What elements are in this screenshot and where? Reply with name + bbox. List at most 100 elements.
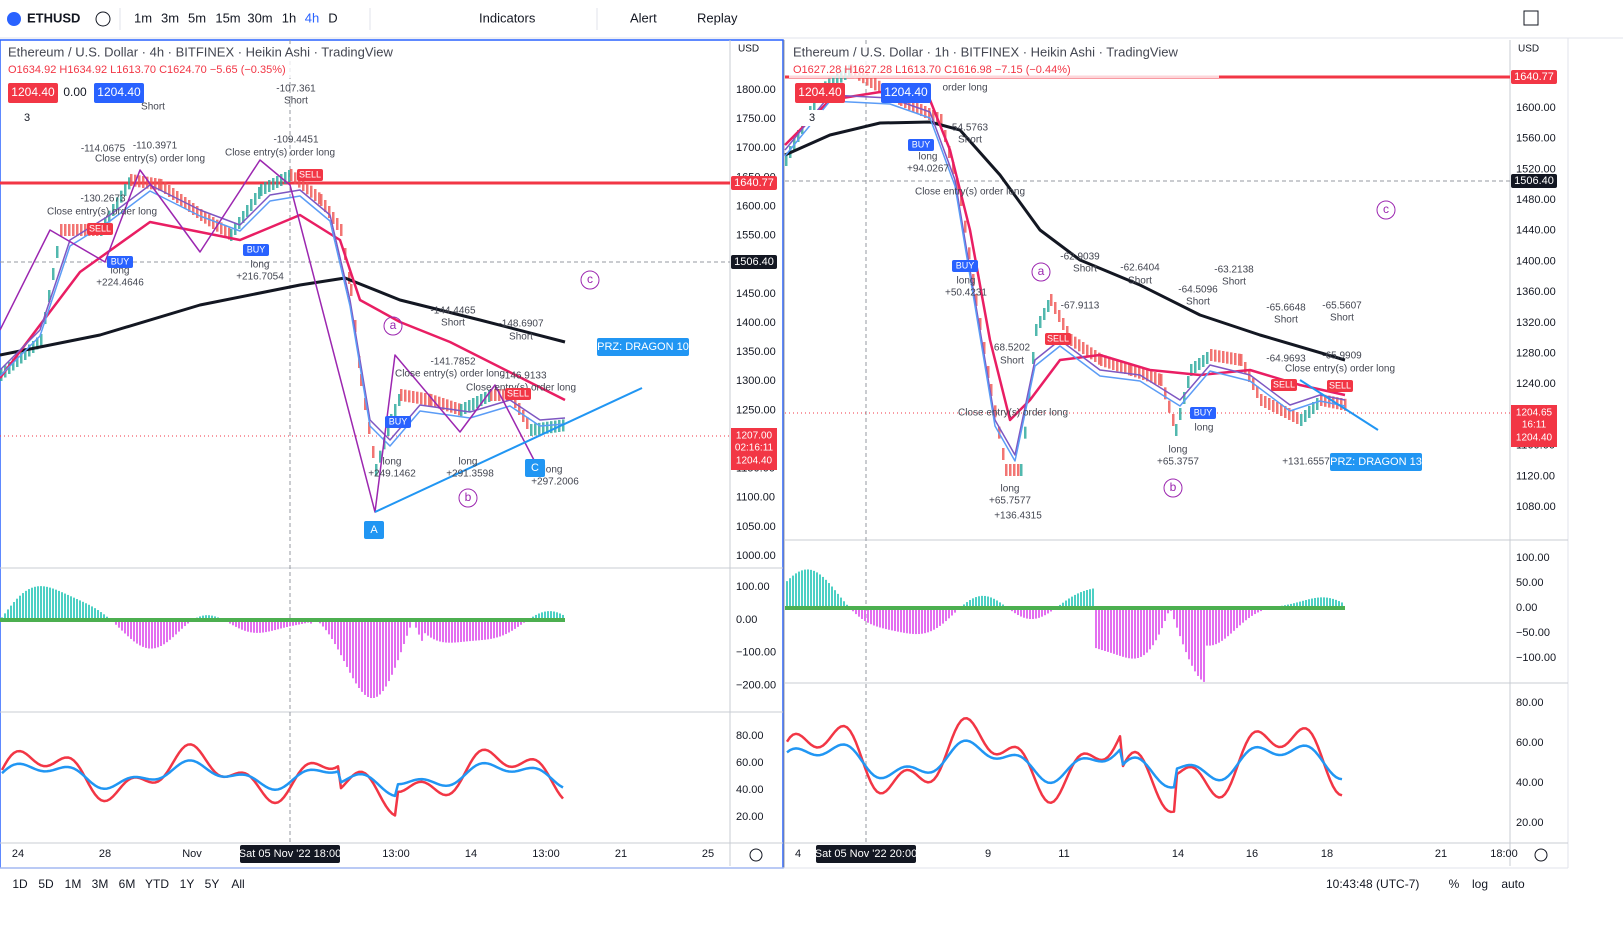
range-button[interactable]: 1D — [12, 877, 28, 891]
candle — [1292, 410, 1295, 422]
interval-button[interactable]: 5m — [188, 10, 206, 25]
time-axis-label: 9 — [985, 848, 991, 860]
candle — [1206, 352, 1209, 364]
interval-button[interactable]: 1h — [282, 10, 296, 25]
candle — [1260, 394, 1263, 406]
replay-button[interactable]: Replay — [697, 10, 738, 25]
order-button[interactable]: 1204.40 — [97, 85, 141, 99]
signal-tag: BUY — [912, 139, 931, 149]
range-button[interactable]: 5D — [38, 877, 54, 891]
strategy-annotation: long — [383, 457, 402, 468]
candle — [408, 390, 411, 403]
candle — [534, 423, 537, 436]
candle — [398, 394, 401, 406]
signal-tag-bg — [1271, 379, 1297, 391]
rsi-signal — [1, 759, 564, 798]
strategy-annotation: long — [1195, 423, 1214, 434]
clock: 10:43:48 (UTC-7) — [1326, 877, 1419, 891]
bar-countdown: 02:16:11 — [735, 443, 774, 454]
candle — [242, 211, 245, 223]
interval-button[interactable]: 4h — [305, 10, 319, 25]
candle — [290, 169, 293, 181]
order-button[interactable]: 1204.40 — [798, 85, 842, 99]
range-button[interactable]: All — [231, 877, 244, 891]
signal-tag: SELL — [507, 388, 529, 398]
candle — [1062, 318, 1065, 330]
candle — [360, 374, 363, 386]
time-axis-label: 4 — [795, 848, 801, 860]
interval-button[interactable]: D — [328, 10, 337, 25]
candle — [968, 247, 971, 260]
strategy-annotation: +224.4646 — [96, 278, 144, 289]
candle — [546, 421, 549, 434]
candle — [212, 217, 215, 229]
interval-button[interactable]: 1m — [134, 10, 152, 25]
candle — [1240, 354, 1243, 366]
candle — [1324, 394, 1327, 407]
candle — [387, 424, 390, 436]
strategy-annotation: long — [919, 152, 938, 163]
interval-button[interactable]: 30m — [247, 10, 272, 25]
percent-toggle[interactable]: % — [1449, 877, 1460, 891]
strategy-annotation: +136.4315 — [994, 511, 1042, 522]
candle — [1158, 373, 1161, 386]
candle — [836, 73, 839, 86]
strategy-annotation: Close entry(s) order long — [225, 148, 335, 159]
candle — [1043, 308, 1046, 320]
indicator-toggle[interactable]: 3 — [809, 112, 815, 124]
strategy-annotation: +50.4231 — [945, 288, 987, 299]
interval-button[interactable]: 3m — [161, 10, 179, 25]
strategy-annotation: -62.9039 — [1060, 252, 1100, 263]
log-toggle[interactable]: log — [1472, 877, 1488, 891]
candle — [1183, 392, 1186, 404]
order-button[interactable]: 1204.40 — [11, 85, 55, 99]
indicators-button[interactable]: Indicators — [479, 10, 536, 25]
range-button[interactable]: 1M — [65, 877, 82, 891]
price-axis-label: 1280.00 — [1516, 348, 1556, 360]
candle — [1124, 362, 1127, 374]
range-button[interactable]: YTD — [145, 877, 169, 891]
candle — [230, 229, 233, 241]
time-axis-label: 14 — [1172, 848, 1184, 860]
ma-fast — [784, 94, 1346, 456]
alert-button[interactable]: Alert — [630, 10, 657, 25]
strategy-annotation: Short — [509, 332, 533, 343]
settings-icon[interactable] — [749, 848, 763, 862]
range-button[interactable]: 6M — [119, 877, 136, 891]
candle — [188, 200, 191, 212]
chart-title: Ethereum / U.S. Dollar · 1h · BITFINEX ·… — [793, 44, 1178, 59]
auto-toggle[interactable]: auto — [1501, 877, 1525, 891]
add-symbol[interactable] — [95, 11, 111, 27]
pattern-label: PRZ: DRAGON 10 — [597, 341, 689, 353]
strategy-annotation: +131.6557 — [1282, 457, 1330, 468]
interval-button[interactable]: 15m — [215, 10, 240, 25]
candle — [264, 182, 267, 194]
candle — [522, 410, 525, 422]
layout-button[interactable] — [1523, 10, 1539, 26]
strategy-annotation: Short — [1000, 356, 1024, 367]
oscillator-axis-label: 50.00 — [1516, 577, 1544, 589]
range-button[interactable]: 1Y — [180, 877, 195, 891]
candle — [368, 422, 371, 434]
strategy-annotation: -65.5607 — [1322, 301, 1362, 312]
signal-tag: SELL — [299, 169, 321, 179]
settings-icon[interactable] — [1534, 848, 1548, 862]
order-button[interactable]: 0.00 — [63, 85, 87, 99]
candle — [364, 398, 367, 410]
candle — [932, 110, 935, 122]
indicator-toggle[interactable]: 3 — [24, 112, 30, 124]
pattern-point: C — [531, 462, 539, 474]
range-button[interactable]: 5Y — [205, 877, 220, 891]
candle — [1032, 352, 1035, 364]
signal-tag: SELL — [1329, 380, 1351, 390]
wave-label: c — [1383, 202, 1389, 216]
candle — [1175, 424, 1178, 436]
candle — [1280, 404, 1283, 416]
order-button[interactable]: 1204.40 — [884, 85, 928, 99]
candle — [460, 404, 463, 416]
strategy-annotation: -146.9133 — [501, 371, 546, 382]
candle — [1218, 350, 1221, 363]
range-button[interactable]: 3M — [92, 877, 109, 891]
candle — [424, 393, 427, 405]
* * *
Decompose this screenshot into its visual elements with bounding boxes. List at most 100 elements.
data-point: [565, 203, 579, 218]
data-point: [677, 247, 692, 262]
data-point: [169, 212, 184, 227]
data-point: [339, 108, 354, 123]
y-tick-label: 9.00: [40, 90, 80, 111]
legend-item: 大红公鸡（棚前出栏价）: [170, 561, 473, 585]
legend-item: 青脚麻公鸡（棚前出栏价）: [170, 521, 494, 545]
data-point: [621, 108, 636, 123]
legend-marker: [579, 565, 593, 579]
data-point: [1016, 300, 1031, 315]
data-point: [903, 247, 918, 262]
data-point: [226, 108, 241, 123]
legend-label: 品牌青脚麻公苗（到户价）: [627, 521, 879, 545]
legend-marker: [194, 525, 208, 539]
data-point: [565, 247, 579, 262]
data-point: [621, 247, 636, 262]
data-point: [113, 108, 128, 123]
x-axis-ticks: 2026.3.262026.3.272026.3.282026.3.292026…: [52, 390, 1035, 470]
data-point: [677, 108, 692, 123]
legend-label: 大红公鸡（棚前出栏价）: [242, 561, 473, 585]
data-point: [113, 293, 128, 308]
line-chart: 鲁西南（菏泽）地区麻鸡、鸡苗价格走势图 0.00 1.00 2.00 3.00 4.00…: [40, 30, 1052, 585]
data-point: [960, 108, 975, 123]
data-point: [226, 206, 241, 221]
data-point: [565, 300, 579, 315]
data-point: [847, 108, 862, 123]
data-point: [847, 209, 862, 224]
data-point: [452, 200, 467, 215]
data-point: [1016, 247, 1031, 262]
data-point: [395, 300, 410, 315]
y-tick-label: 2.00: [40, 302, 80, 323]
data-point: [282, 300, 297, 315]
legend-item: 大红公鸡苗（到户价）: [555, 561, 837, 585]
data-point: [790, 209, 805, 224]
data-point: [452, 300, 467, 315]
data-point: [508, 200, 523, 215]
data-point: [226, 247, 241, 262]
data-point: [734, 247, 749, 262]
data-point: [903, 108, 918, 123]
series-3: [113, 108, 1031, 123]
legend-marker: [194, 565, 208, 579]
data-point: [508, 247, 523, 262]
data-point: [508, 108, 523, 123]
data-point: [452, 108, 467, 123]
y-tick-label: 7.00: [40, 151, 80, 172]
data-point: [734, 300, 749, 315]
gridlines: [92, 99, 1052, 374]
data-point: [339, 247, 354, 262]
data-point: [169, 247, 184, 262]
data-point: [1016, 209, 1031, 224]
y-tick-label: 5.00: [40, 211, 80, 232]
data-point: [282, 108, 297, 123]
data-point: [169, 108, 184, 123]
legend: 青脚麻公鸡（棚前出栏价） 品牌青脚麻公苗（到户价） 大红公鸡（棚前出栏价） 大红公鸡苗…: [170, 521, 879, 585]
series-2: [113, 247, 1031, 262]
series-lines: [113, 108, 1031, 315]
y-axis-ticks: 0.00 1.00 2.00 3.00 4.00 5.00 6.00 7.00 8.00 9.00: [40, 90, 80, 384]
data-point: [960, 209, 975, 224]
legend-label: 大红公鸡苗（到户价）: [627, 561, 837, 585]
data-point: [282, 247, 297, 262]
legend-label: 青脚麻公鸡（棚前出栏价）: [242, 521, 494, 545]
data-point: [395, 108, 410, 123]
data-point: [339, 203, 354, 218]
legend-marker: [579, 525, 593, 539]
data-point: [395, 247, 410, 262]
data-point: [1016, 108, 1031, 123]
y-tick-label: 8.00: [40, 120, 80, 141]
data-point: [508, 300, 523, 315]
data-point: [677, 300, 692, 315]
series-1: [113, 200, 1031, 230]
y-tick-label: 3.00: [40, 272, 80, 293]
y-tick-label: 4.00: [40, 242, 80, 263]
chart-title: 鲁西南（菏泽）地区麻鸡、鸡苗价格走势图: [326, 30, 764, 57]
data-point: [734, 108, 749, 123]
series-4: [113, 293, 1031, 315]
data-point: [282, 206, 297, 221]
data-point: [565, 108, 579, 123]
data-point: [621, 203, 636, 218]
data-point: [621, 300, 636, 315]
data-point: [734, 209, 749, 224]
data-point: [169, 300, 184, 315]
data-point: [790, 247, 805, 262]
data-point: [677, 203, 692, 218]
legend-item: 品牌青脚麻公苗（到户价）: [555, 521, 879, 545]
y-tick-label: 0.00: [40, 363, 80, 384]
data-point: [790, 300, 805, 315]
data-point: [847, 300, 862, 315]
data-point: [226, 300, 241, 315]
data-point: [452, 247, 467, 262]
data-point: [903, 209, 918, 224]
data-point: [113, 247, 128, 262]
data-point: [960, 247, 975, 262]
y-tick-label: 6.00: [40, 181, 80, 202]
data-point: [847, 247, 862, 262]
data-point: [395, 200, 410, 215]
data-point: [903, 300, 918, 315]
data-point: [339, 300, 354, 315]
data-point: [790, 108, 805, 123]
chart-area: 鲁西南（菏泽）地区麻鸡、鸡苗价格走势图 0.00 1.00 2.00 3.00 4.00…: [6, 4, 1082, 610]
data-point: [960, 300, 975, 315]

◆ EXERCISE GOAL ◆
Recast the stretch of lines above from the one containing "Decompose this screenshot" through the one containing "series-3: [113, 108, 1031, 123]" as a numbered list, with any blank lines left out.

◆ PROBLEM SOLUTION ◆
1. Decompose this screenshot into its visual elements with bounding boxes. List at most 100 elements.
2. data-point: [565, 203, 579, 218]
3. data-point: [677, 247, 692, 262]
4. data-point: [169, 212, 184, 227]
5. data-point: [339, 108, 354, 123]
6. y-tick-label: 9.00: [40, 90, 80, 111]
7. legend-item: 大红公鸡（棚前出栏价）: [170, 561, 473, 585]
8. legend-item: 青脚麻公鸡（棚前出栏价）: [170, 521, 494, 545]
9. data-point: [621, 108, 636, 123]
10. legend-marker: [579, 565, 593, 579]
11. data-point: [1016, 300, 1031, 315]
12. data-point: [903, 247, 918, 262]
13. data-point: [226, 108, 241, 123]
14. legend-label: 品牌青脚麻公苗（到户价）: [627, 521, 879, 545]
15. legend-marker: [194, 525, 208, 539]
16. data-point: [565, 247, 579, 262]
17. data-point: [621, 247, 636, 262]
18. data-point: [113, 108, 128, 123]
19. x-axis-ticks: 2026.3.262026.3.272026.3.282026.3.292026…: [52, 390, 1035, 470]
20. data-point: [677, 108, 692, 123]
21. legend-label: 大红公鸡（棚前出栏价）: [242, 561, 473, 585]
22. data-point: [113, 293, 128, 308]
23. line-chart: 鲁西南（菏泽）地区麻鸡、鸡苗价格走势图 0.00 1.00 2.00 3.00 4.00…: [40, 30, 1052, 585]
24. data-point: [960, 108, 975, 123]
25. data-point: [226, 206, 241, 221]
26. data-point: [565, 300, 579, 315]
27. data-point: [847, 108, 862, 123]
28. data-point: [847, 209, 862, 224]
29. data-point: [452, 200, 467, 215]
30. data-point: [1016, 247, 1031, 262]
31. data-point: [395, 300, 410, 315]
32. y-tick-label: 2.00: [40, 302, 80, 323]
33. data-point: [282, 300, 297, 315]
34. legend-item: 大红公鸡苗（到户价）: [555, 561, 837, 585]
35. data-point: [790, 209, 805, 224]
36. data-point: [452, 300, 467, 315]
37. data-point: [508, 200, 523, 215]
38. data-point: [226, 247, 241, 262]
39. data-point: [734, 247, 749, 262]
40. data-point: [903, 108, 918, 123]
41. series-3: [113, 108, 1031, 123]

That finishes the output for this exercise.